──────── Material for the task

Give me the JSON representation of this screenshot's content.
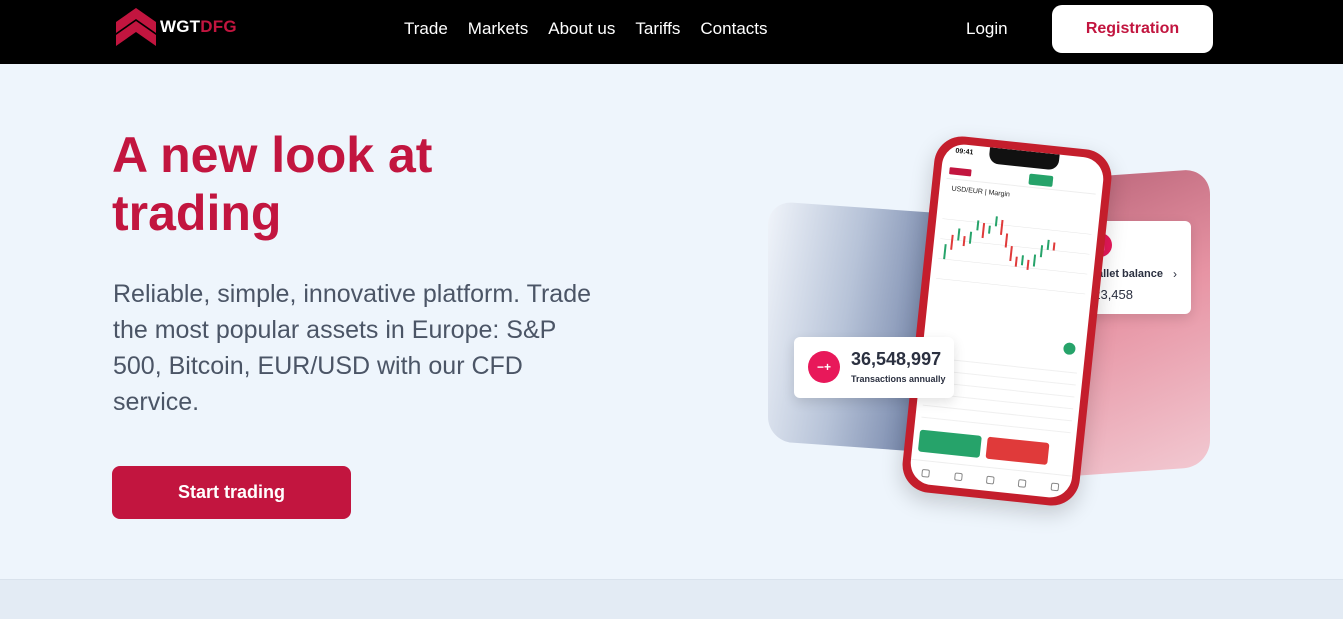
{
  "brand": {
    "part1": "WGT",
    "part2": "DFG"
  },
  "nav": {
    "items": [
      "Trade",
      "Markets",
      "About us",
      "Tariffs",
      "Contacts"
    ],
    "login": "Login",
    "register": "Registration"
  },
  "hero": {
    "title": "A new look at trading",
    "description": "Reliable, simple, innovative platform. Trade the most popular assets in Europe: S&P 500, Bitcoin, EUR/USD with our CFD service.",
    "cta": "Start trading"
  },
  "illustration": {
    "wallet": {
      "label": "Wallet balance",
      "value": "$23,458"
    },
    "transactions": {
      "value": "36,548,997",
      "label": "Transactions annually"
    },
    "phone": {
      "time": "09:41",
      "pair": "USD/EUR | Margin"
    }
  },
  "colors": {
    "brand": "#c2153f",
    "header_bg": "#000000",
    "page_bg": "#eef5fc",
    "accent_pink": "#e8185a"
  },
  "icons": [
    "logo-chevrons-icon",
    "wallet-icon",
    "transactions-icon",
    "chevron-right-icon"
  ]
}
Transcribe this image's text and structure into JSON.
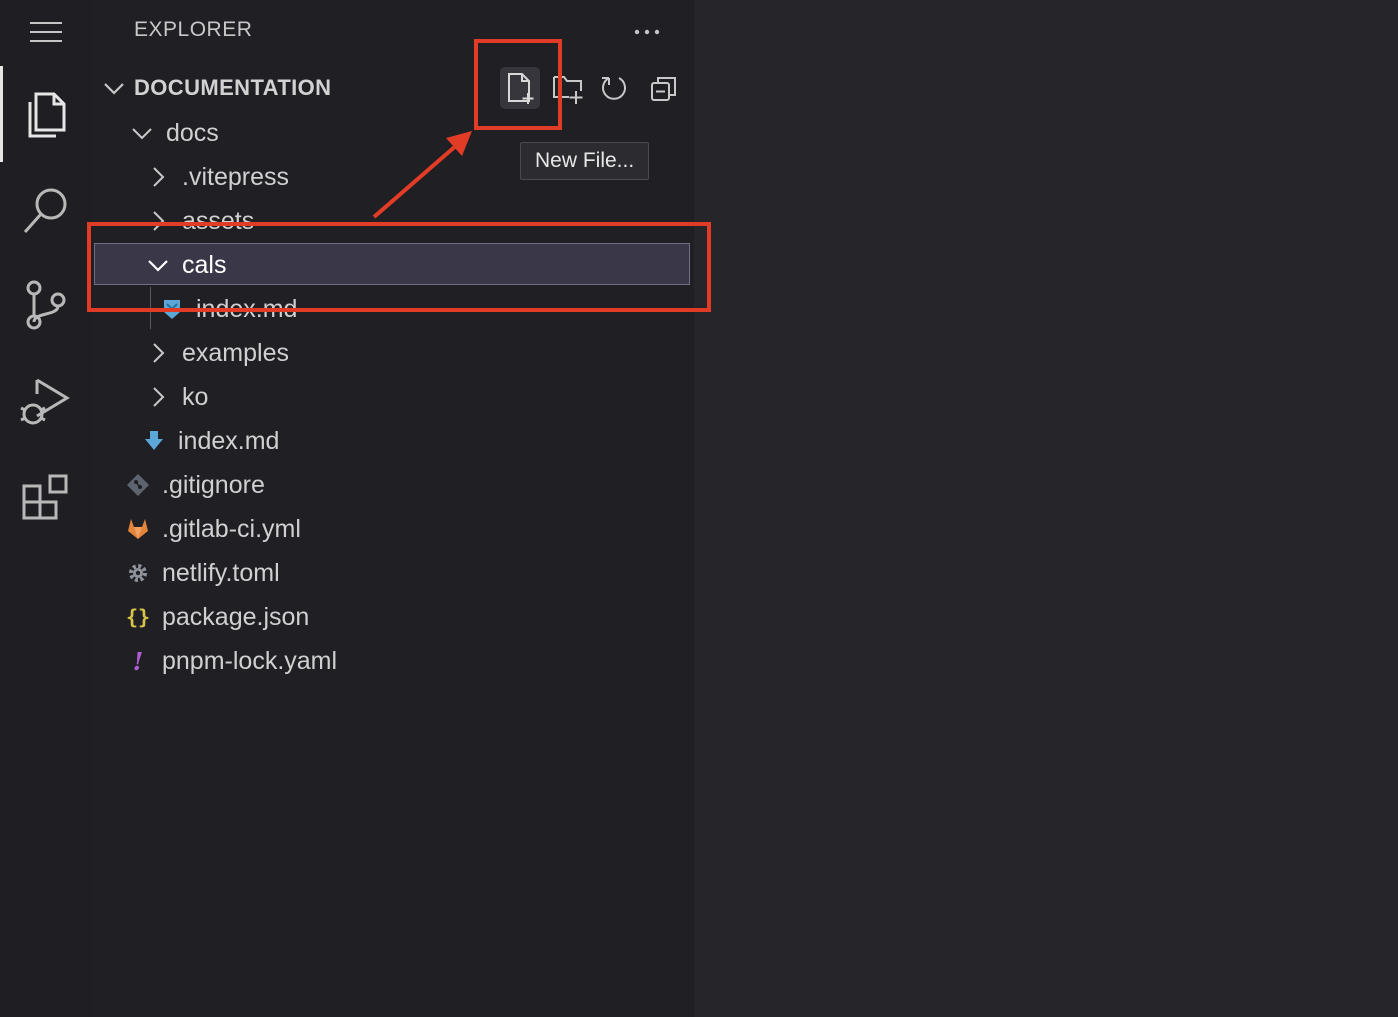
{
  "activity_bar": {
    "items": [
      {
        "icon": "menu-icon"
      },
      {
        "icon": "files-icon",
        "active": true
      },
      {
        "icon": "search-icon"
      },
      {
        "icon": "source-control-icon"
      },
      {
        "icon": "run-debug-icon"
      },
      {
        "icon": "extensions-icon"
      }
    ]
  },
  "sidebar": {
    "title": "EXPLORER",
    "section": "DOCUMENTATION",
    "toolbar": {
      "buttons": [
        {
          "icon": "new-file-icon"
        },
        {
          "icon": "new-folder-icon"
        },
        {
          "icon": "refresh-icon"
        },
        {
          "icon": "collapse-all-icon"
        }
      ],
      "tooltip": "New File..."
    },
    "tree": [
      {
        "label": "docs"
      },
      {
        "label": ".vitepress"
      },
      {
        "label": "assets"
      },
      {
        "label": "cals"
      },
      {
        "label": "index.md"
      },
      {
        "label": "examples"
      },
      {
        "label": "ko"
      },
      {
        "label": "index.md"
      },
      {
        "label": ".gitignore"
      },
      {
        "label": ".gitlab-ci.yml"
      },
      {
        "label": "netlify.toml"
      },
      {
        "label": "package.json"
      },
      {
        "label": "pnpm-lock.yaml"
      }
    ]
  },
  "colors": {
    "accent_annotation": "#e23c27",
    "markdown_icon": "#5aa7d8",
    "gitlab_icon": "#e2843a",
    "json_icon": "#d6c44a",
    "yaml_icon": "#b05fd3",
    "selection_bg": "#3a3848"
  }
}
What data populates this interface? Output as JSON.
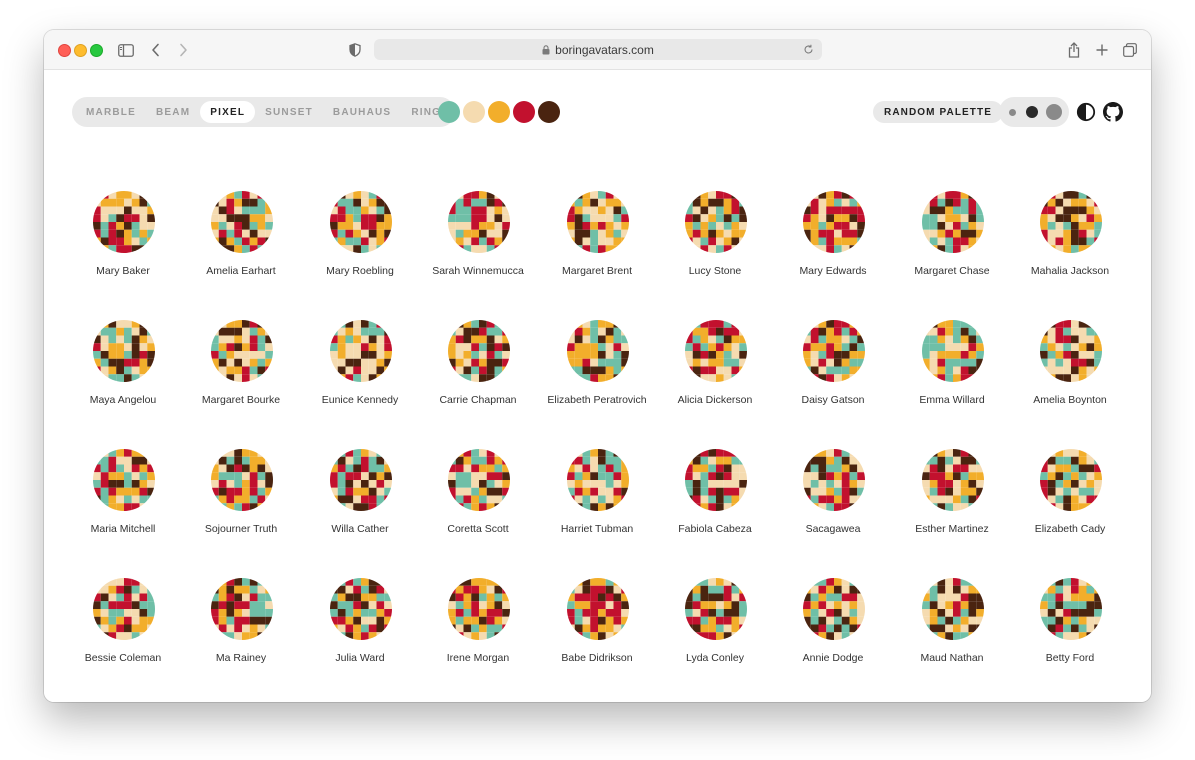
{
  "browser": {
    "url": "boringavatars.com"
  },
  "variants": [
    "MARBLE",
    "BEAM",
    "PIXEL",
    "SUNSET",
    "BAUHAUS",
    "RING"
  ],
  "active_variant": "PIXEL",
  "palette": [
    "#6fbfa7",
    "#f5dbb0",
    "#f2ae2b",
    "#c2112e",
    "#4a2410"
  ],
  "random_palette_label": "RANDOM PALETTE",
  "sizes": [
    "small",
    "medium",
    "large"
  ],
  "active_size": "medium",
  "icons": {
    "sidebar": "sidebar-icon",
    "back": "chevron-left-icon",
    "forward": "chevron-right-icon",
    "privacy": "shield-icon",
    "lock": "lock-icon",
    "reload": "reload-icon",
    "share": "share-icon",
    "new_tab": "plus-icon",
    "tabs": "tabs-overview-icon",
    "theme": "contrast-icon",
    "github": "github-icon"
  },
  "names": [
    "Mary Baker",
    "Amelia Earhart",
    "Mary Roebling",
    "Sarah Winnemucca",
    "Margaret Brent",
    "Lucy Stone",
    "Mary Edwards",
    "Margaret Chase",
    "Mahalia Jackson",
    "Maya Angelou",
    "Margaret Bourke",
    "Eunice Kennedy",
    "Carrie Chapman",
    "Elizabeth Peratrovich",
    "Alicia Dickerson",
    "Daisy Gatson",
    "Emma Willard",
    "Amelia Boynton",
    "Maria Mitchell",
    "Sojourner Truth",
    "Willa Cather",
    "Coretta Scott",
    "Harriet Tubman",
    "Fabiola Cabeza",
    "Sacagawea",
    "Esther Martinez",
    "Elizabeth Cady",
    "Bessie Coleman",
    "Ma Rainey",
    "Julia Ward",
    "Irene Morgan",
    "Babe Didrikson",
    "Lyda Conley",
    "Annie Dodge",
    "Maud Nathan",
    "Betty Ford"
  ]
}
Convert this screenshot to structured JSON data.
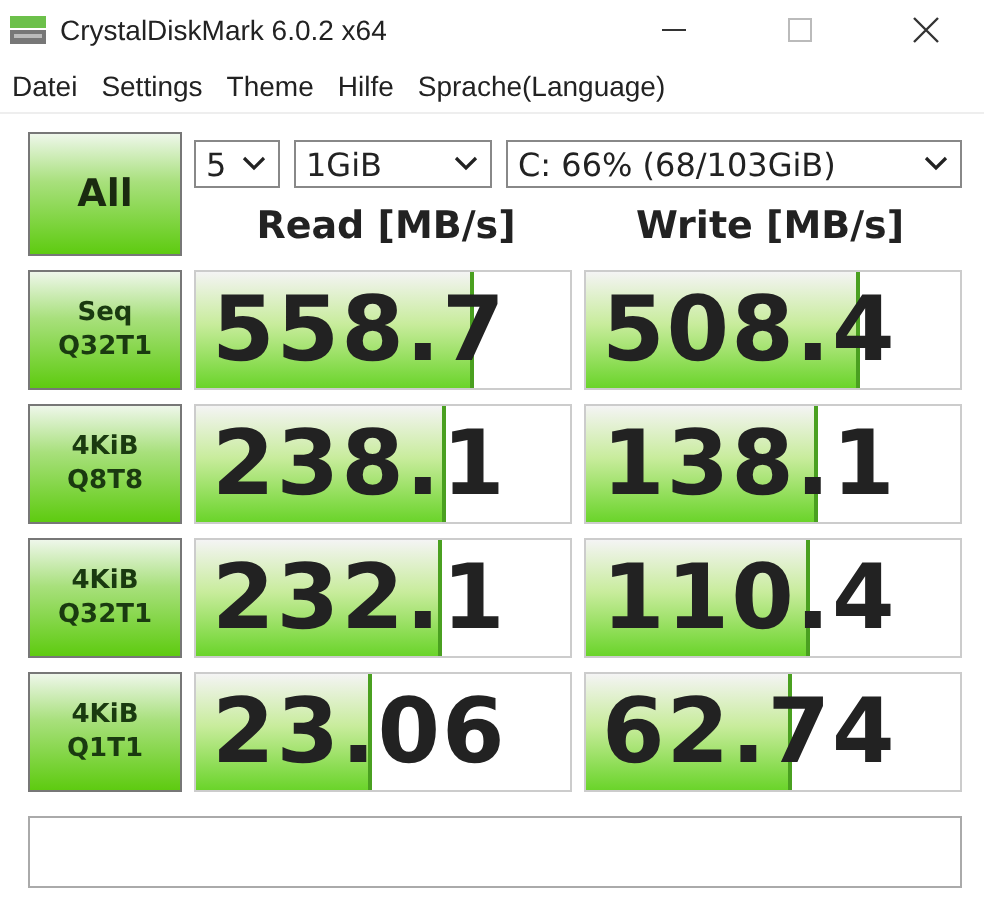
{
  "window": {
    "title": "CrystalDiskMark 6.0.2 x64"
  },
  "menu": [
    "Datei",
    "Settings",
    "Theme",
    "Hilfe",
    "Sprache(Language)"
  ],
  "all_button": "All",
  "selects": {
    "count": "5",
    "size": "1GiB",
    "drive": "C: 66% (68/103GiB)"
  },
  "headers": {
    "read": "Read [MB/s]",
    "write": "Write [MB/s]"
  },
  "tests": [
    {
      "label_1": "Seq",
      "label_2": "Q32T1",
      "read": {
        "value": "558.7",
        "level": 0.745
      },
      "write": {
        "value": "508.4",
        "level": 0.735
      }
    },
    {
      "label_1": "4KiB",
      "label_2": "Q8T8",
      "read": {
        "value": "238.1",
        "level": 0.67
      },
      "write": {
        "value": "138.1",
        "level": 0.62
      }
    },
    {
      "label_1": "4KiB",
      "label_2": "Q32T1",
      "read": {
        "value": "232.1",
        "level": 0.66
      },
      "write": {
        "value": "110.4",
        "level": 0.6
      }
    },
    {
      "label_1": "4KiB",
      "label_2": "Q1T1",
      "read": {
        "value": "23.06",
        "level": 0.47
      },
      "write": {
        "value": "62.74",
        "level": 0.55
      }
    }
  ]
}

────────────────

Given request –
Produce an exact copy of each line of data, skipping embedded images.

Result of this task –
Give me the JSON representation of this screenshot's content.
{
  "brand": {
    "part1": "WGT",
    "part2": "DFG"
  },
  "nav": {
    "items": [
      "Trade",
      "Markets",
      "About us",
      "Tariffs",
      "Contacts"
    ],
    "login": "Login",
    "register": "Registration"
  },
  "hero": {
    "title": "A new look at trading",
    "description": "Reliable, simple, innovative platform. Trade the most popular assets in Europe: S&P 500, Bitcoin, EUR/USD with our CFD service.",
    "cta": "Start trading"
  },
  "illustration": {
    "wallet": {
      "label": "Wallet balance",
      "value": "$23,458"
    },
    "transactions": {
      "value": "36,548,997",
      "label": "Transactions annually"
    },
    "phone": {
      "time": "09:41",
      "pair": "USD/EUR | Margin"
    }
  },
  "colors": {
    "brand": "#c2153f",
    "header_bg": "#000000",
    "page_bg": "#eef5fc",
    "accent_pink": "#e8185a"
  },
  "icons": [
    "logo-chevrons-icon",
    "wallet-icon",
    "transactions-icon",
    "chevron-right-icon"
  ]
}
Transcribe this image's text and structure into JSON.
{
  "activity_bar": {
    "items": [
      {
        "icon": "menu-icon"
      },
      {
        "icon": "files-icon",
        "active": true
      },
      {
        "icon": "search-icon"
      },
      {
        "icon": "source-control-icon"
      },
      {
        "icon": "run-debug-icon"
      },
      {
        "icon": "extensions-icon"
      }
    ]
  },
  "sidebar": {
    "title": "EXPLORER",
    "section": "DOCUMENTATION",
    "toolbar": {
      "buttons": [
        {
          "icon": "new-file-icon"
        },
        {
          "icon": "new-folder-icon"
        },
        {
          "icon": "refresh-icon"
        },
        {
          "icon": "collapse-all-icon"
        }
      ],
      "tooltip": "New File..."
    },
    "tree": [
      {
        "label": "docs"
      },
      {
        "label": ".vitepress"
      },
      {
        "label": "assets"
      },
      {
        "label": "cals"
      },
      {
        "label": "index.md"
      },
      {
        "label": "examples"
      },
      {
        "label": "ko"
      },
      {
        "label": "index.md"
      },
      {
        "label": ".gitignore"
      },
      {
        "label": ".gitlab-ci.yml"
      },
      {
        "label": "netlify.toml"
      },
      {
        "label": "package.json"
      },
      {
        "label": "pnpm-lock.yaml"
      }
    ]
  },
  "colors": {
    "accent_annotation": "#e23c27",
    "markdown_icon": "#5aa7d8",
    "gitlab_icon": "#e2843a",
    "json_icon": "#d6c44a",
    "yaml_icon": "#b05fd3",
    "selection_bg": "#3a3848"
  }
}
What data populates this interface? Output as JSON.
{
  "browser": {
    "url": "boringavatars.com"
  },
  "variants": [
    "MARBLE",
    "BEAM",
    "PIXEL",
    "SUNSET",
    "BAUHAUS",
    "RING"
  ],
  "active_variant": "PIXEL",
  "palette": [
    "#6fbfa7",
    "#f5dbb0",
    "#f2ae2b",
    "#c2112e",
    "#4a2410"
  ],
  "random_palette_label": "RANDOM PALETTE",
  "sizes": [
    "small",
    "medium",
    "large"
  ],
  "active_size": "medium",
  "icons": {
    "sidebar": "sidebar-icon",
    "back": "chevron-left-icon",
    "forward": "chevron-right-icon",
    "privacy": "shield-icon",
    "lock": "lock-icon",
    "reload": "reload-icon",
    "share": "share-icon",
    "new_tab": "plus-icon",
    "tabs": "tabs-overview-icon",
    "theme": "contrast-icon",
    "github": "github-icon"
  },
  "names": [
    "Mary Baker",
    "Amelia Earhart",
    "Mary Roebling",
    "Sarah Winnemucca",
    "Margaret Brent",
    "Lucy Stone",
    "Mary Edwards",
    "Margaret Chase",
    "Mahalia Jackson",
    "Maya Angelou",
    "Margaret Bourke",
    "Eunice Kennedy",
    "Carrie Chapman",
    "Elizabeth Peratrovich",
    "Alicia Dickerson",
    "Daisy Gatson",
    "Emma Willard",
    "Amelia Boynton",
    "Maria Mitchell",
    "Sojourner Truth",
    "Willa Cather",
    "Coretta Scott",
    "Harriet Tubman",
    "Fabiola Cabeza",
    "Sacagawea",
    "Esther Martinez",
    "Elizabeth Cady",
    "Bessie Coleman",
    "Ma Rainey",
    "Julia Ward",
    "Irene Morgan",
    "Babe Didrikson",
    "Lyda Conley",
    "Annie Dodge",
    "Maud Nathan",
    "Betty Ford"
  ]
}
Convert this screenshot to structured JSON data.
{
  "window": {
    "title": "CrystalDiskMark 6.0.2 x64"
  },
  "menu": [
    "Datei",
    "Settings",
    "Theme",
    "Hilfe",
    "Sprache(Language)"
  ],
  "all_button": "All",
  "selects": {
    "count": "5",
    "size": "1GiB",
    "drive": "C: 66% (68/103GiB)"
  },
  "headers": {
    "read": "Read [MB/s]",
    "write": "Write [MB/s]"
  },
  "tests": [
    {
      "label_1": "Seq",
      "label_2": "Q32T1",
      "read": {
        "value": "558.7",
        "level": 0.745
      },
      "write": {
        "value": "508.4",
        "level": 0.735
      }
    },
    {
      "label_1": "4KiB",
      "label_2": "Q8T8",
      "read": {
        "value": "238.1",
        "level": 0.67
      },
      "write": {
        "value": "138.1",
        "level": 0.62
      }
    },
    {
      "label_1": "4KiB",
      "label_2": "Q32T1",
      "read": {
        "value": "232.1",
        "level": 0.66
      },
      "write": {
        "value": "110.4",
        "level": 0.6
      }
    },
    {
      "label_1": "4KiB",
      "label_2": "Q1T1",
      "read": {
        "value": "23.06",
        "level": 0.47
      },
      "write": {
        "value": "62.74",
        "level": 0.55
      }
    }
  ]
}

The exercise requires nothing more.